#### PROVIDED ENTRIES
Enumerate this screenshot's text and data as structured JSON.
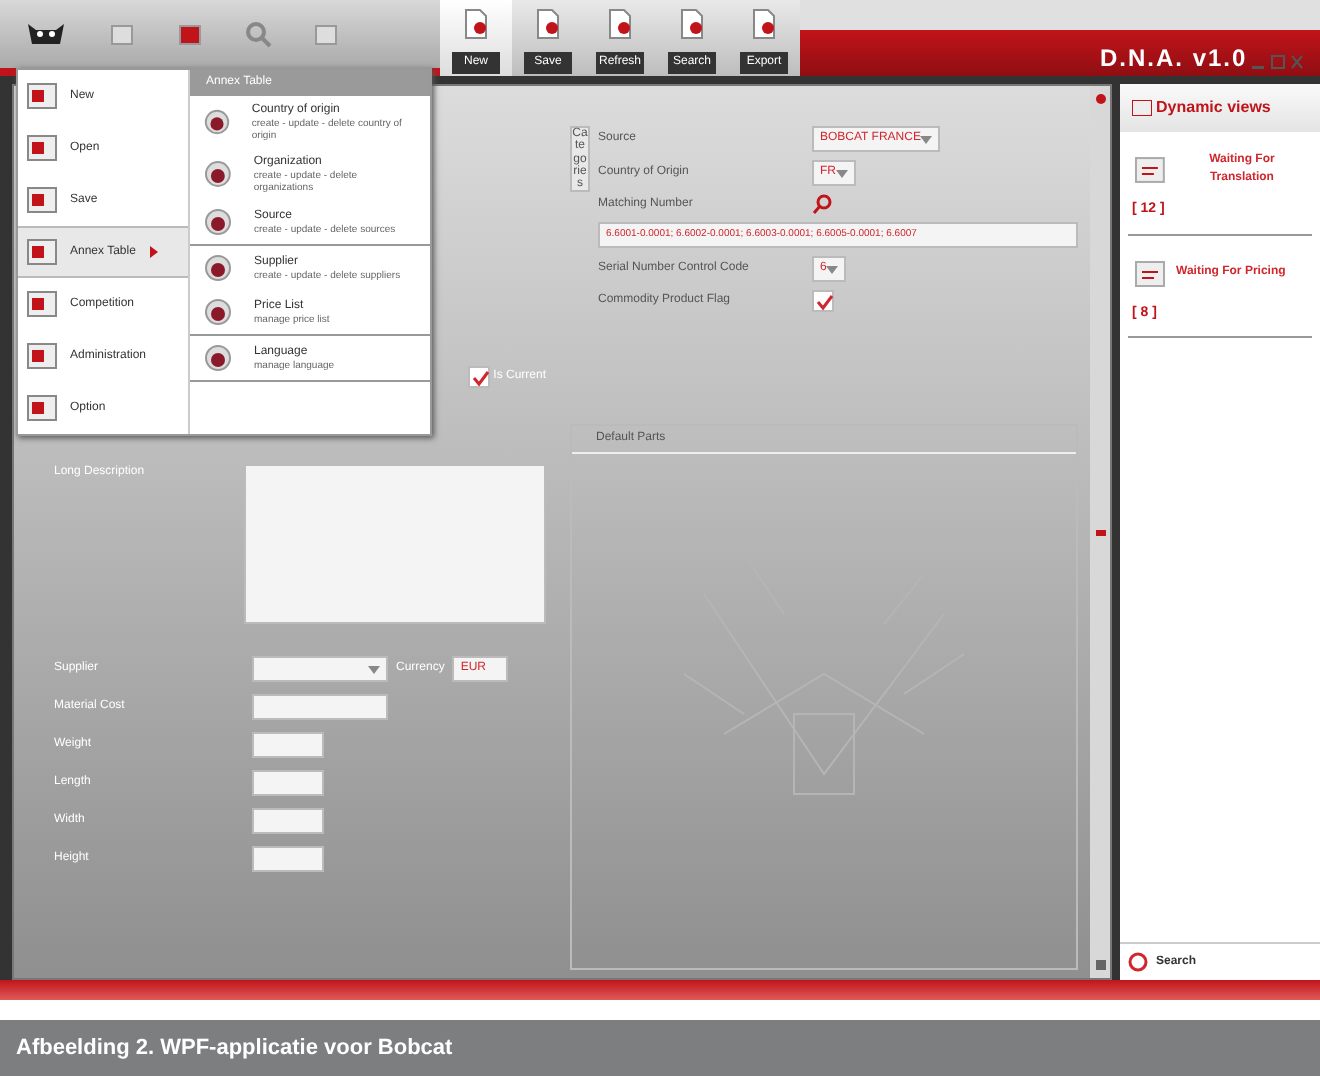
{
  "toolbar": {
    "tabs": [
      {
        "label": "New",
        "selected": true
      },
      {
        "label": "Save",
        "selected": false
      },
      {
        "label": "Refresh",
        "selected": false
      },
      {
        "label": "Search",
        "selected": false
      },
      {
        "label": "Export",
        "selected": false
      }
    ],
    "title": "D.N.A. v1.0"
  },
  "app_menu": {
    "items": [
      {
        "label": "New",
        "selected": false
      },
      {
        "label": "Open",
        "selected": false
      },
      {
        "label": "Save",
        "selected": false
      },
      {
        "label": "Annex Table",
        "selected": true
      },
      {
        "label": "Competition",
        "selected": false
      },
      {
        "label": "Administration",
        "selected": false
      },
      {
        "label": "Option",
        "selected": false
      }
    ],
    "submenu": {
      "title": "Annex Table",
      "groups": [
        [
          {
            "title": "Country of origin",
            "description": "create - update - delete country of origin"
          },
          {
            "title": "Organization",
            "description": "create - update - delete organizations"
          },
          {
            "title": "Source",
            "description": "create - update - delete sources"
          }
        ],
        [
          {
            "title": "Supplier",
            "description": "create - update - delete suppliers"
          },
          {
            "title": "Price List",
            "description": "manage price list"
          }
        ],
        [
          {
            "title": "Language",
            "description": "manage language"
          }
        ]
      ]
    }
  },
  "form": {
    "is_current": {
      "label": "Is Current",
      "checked": true
    },
    "long_description": {
      "label": "Long Description"
    },
    "rows": [
      {
        "label": "Supplier",
        "kind": "select",
        "extra": {
          "label": "Currency",
          "value": "EUR"
        }
      },
      {
        "label": "Material Cost",
        "kind": "text"
      },
      {
        "label": "Weight",
        "kind": "short"
      },
      {
        "label": "Length",
        "kind": "short"
      },
      {
        "label": "Width",
        "kind": "short"
      },
      {
        "label": "Height",
        "kind": "short"
      }
    ]
  },
  "details": {
    "vertical_tab": "Categories",
    "fields": [
      {
        "label": "Source",
        "kind": "select",
        "value": "BOBCAT FRANCE"
      },
      {
        "label": "Country of Origin",
        "kind": "select",
        "value": "FR"
      },
      {
        "label": "Matching Number",
        "kind": "lookup"
      },
      {
        "kind": "code",
        "value": "6.6001-0.0001; 6.6002-0.0001; 6.6003-0.0001; 6.6005-0.0001; 6.6007"
      },
      {
        "label": "Serial Number Control Code",
        "kind": "select",
        "value": "6"
      },
      {
        "label": "Commodity Product Flag",
        "kind": "check",
        "checked": true
      }
    ],
    "default_parts": {
      "title": "Default Parts"
    }
  },
  "dynamic_views": {
    "title": "Dynamic views",
    "items": [
      {
        "label": "Waiting For Translation",
        "count": "[ 12 ]"
      },
      {
        "label": "Waiting For Pricing",
        "count": "[ 8 ]"
      }
    ],
    "search": "Search"
  },
  "caption": "Afbeelding 2. WPF-applicatie voor Bobcat"
}
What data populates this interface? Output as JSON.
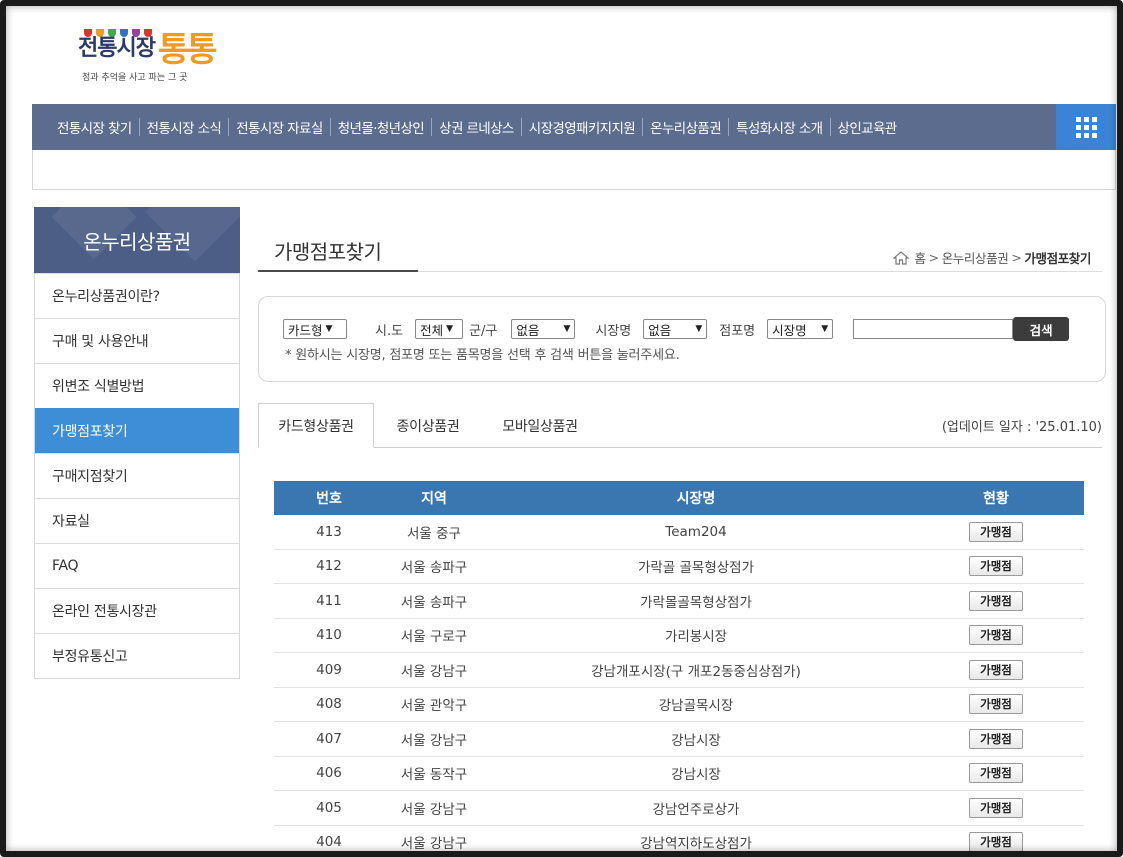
{
  "logo": {
    "main": "전통시장",
    "accent": "통통",
    "sub": "정과 추억을 사고 파는 그 곳",
    "flag_colors": [
      "#e0322d",
      "#f29a1f",
      "#3cae49",
      "#2f75c4",
      "#9b3fa2",
      "#e0322d"
    ]
  },
  "nav": {
    "items": [
      "전통시장 찾기",
      "전통시장 소식",
      "전통시장 자료실",
      "청년몰·청년상인",
      "상권 르네상스",
      "시장경영패키지지원",
      "온누리상품권",
      "특성화시장 소개",
      "상인교육관"
    ],
    "grid_icon": "grid-menu-icon"
  },
  "sidebar": {
    "title": "온누리상품권",
    "items": [
      "온누리상품권이란?",
      "구매 및 사용안내",
      "위변조 식별방법",
      "가맹점포찾기",
      "구매지점찾기",
      "자료실",
      "FAQ",
      "온라인 전통시장관",
      "부정유통신고"
    ],
    "active_index": 3
  },
  "page": {
    "title": "가맹점포찾기",
    "breadcrumb": [
      "홈",
      "온누리상품권",
      "가맹점포찾기"
    ],
    "sep": ">"
  },
  "search": {
    "type_value": "카드형",
    "sido_label": "시.도",
    "sido_value": "전체",
    "gungu_label": "군/구",
    "gungu_value": "없음",
    "market_label": "시장명",
    "market_value": "없음",
    "store_label": "점포명",
    "store_value": "시장명",
    "input_value": "",
    "button": "검색",
    "note": "* 원하시는 시장명, 점포명 또는 품목명을 선택 후 검색 버튼을 눌러주세요."
  },
  "tabs": {
    "items": [
      "카드형상품권",
      "종이상품권",
      "모바일상품권"
    ],
    "active_index": 0,
    "update": "(업데이트 일자 : '25.01.10)"
  },
  "table": {
    "headers": [
      "번호",
      "지역",
      "시장명",
      "현황"
    ],
    "status_label": "가맹점",
    "rows": [
      {
        "no": "413",
        "region": "서울 중구",
        "market": "Team204"
      },
      {
        "no": "412",
        "region": "서울 송파구",
        "market": "가락골 골목형상점가"
      },
      {
        "no": "411",
        "region": "서울 송파구",
        "market": "가락몰골목형상점가"
      },
      {
        "no": "410",
        "region": "서울 구로구",
        "market": "가리봉시장"
      },
      {
        "no": "409",
        "region": "서울 강남구",
        "market": "강남개포시장(구 개포2동중심상점가)"
      },
      {
        "no": "408",
        "region": "서울 관악구",
        "market": "강남골목시장"
      },
      {
        "no": "407",
        "region": "서울 강남구",
        "market": "강남시장"
      },
      {
        "no": "406",
        "region": "서울 동작구",
        "market": "강남시장"
      },
      {
        "no": "405",
        "region": "서울 강남구",
        "market": "강남언주로상가"
      },
      {
        "no": "404",
        "region": "서울 강남구",
        "market": "강남역지하도상점가"
      }
    ]
  },
  "colors": {
    "nav_bg": "#5b6c8f",
    "accent_blue": "#3d8ed6",
    "table_head": "#3a77b0",
    "logo_orange": "#f29a1f"
  }
}
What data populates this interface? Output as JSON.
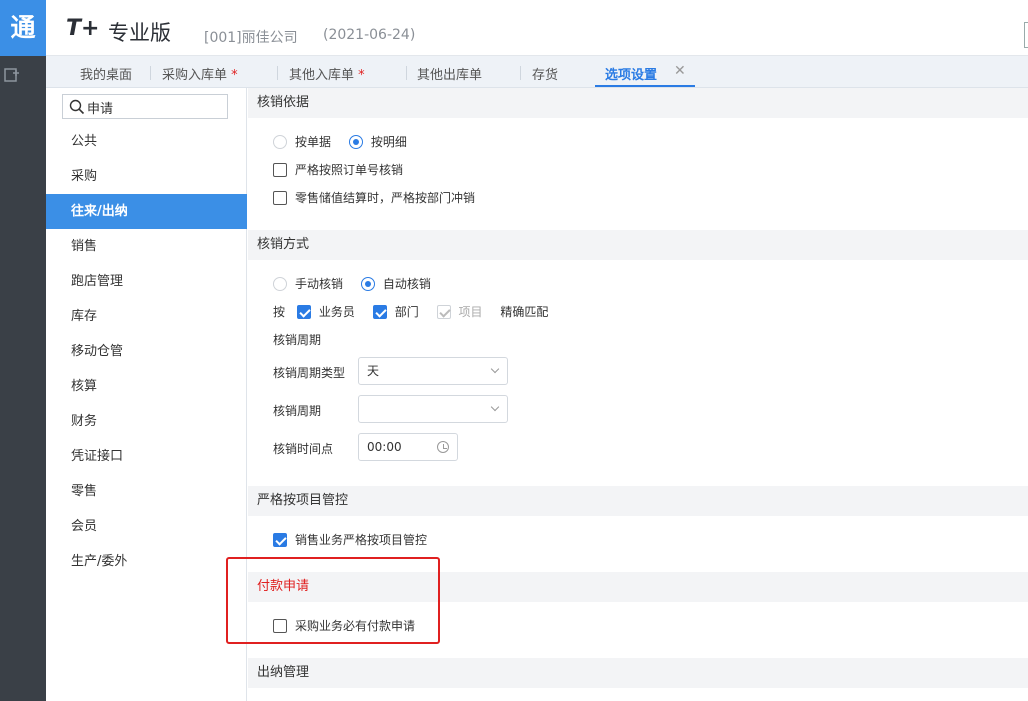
{
  "app": {
    "logo_text": "通",
    "brand": "T+",
    "edition": "专业版",
    "company": "[001]丽佳公司",
    "date": "(2021-06-24)"
  },
  "tabs": [
    {
      "label": "我的桌面",
      "modified": false
    },
    {
      "label": "采购入库单",
      "modified": true
    },
    {
      "label": "其他入库单",
      "modified": true
    },
    {
      "label": "其他出库单",
      "modified": false
    },
    {
      "label": "存货",
      "modified": false
    },
    {
      "label": "选项设置",
      "modified": false,
      "active": true
    }
  ],
  "modified_mark": "*",
  "search": {
    "value": "申请"
  },
  "sidebar": {
    "items": [
      "公共",
      "采购",
      "往来/出纳",
      "销售",
      "跑店管理",
      "库存",
      "移动仓管",
      "核算",
      "财务",
      "凭证接口",
      "零售",
      "会员",
      "生产/委外"
    ],
    "active_index": 2
  },
  "sections": {
    "basis": {
      "title": "核销依据",
      "radio_by_doc": "按单据",
      "radio_by_detail": "按明细",
      "radio_selected": "按明细",
      "cb_order_no": {
        "label": "严格按照订单号核销",
        "checked": false
      },
      "cb_retail": {
        "label": "零售储值结算时，严格按部门冲销",
        "checked": false
      }
    },
    "method": {
      "title": "核销方式",
      "radio_manual": "手动核销",
      "radio_auto": "自动核销",
      "radio_selected": "自动核销",
      "by_label": "按",
      "cb_salesman": {
        "label": "业务员",
        "checked": true
      },
      "cb_dept": {
        "label": "部门",
        "checked": true
      },
      "cb_project": {
        "label": "项目",
        "checked": true,
        "disabled": true
      },
      "exact_match": "精确匹配",
      "period_heading": "核销周期",
      "period_type_label": "核销周期类型",
      "period_type_value": "天",
      "period_label": "核销周期",
      "period_value": "",
      "time_label": "核销时间点",
      "time_value": "00:00"
    },
    "project_ctrl": {
      "title": "严格按项目管控",
      "cb_sales_project": {
        "label": "销售业务严格按项目管控",
        "checked": true
      }
    },
    "payment_request": {
      "title": "付款申请",
      "cb_purchase_required": {
        "label": "采购业务必有付款申请",
        "checked": false
      }
    },
    "cashier": {
      "title": "出纳管理"
    }
  },
  "colors": {
    "accent": "#3b8fe6",
    "alert": "#e02020",
    "rail": "#3a4047"
  }
}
########
#### EXERCISE PROMPT
Which lines contain "Number"? Copy each of them out.

#### PROBLEM SOLUTION
        "label": "Matching Number",
        "label": "Serial Number Control Code",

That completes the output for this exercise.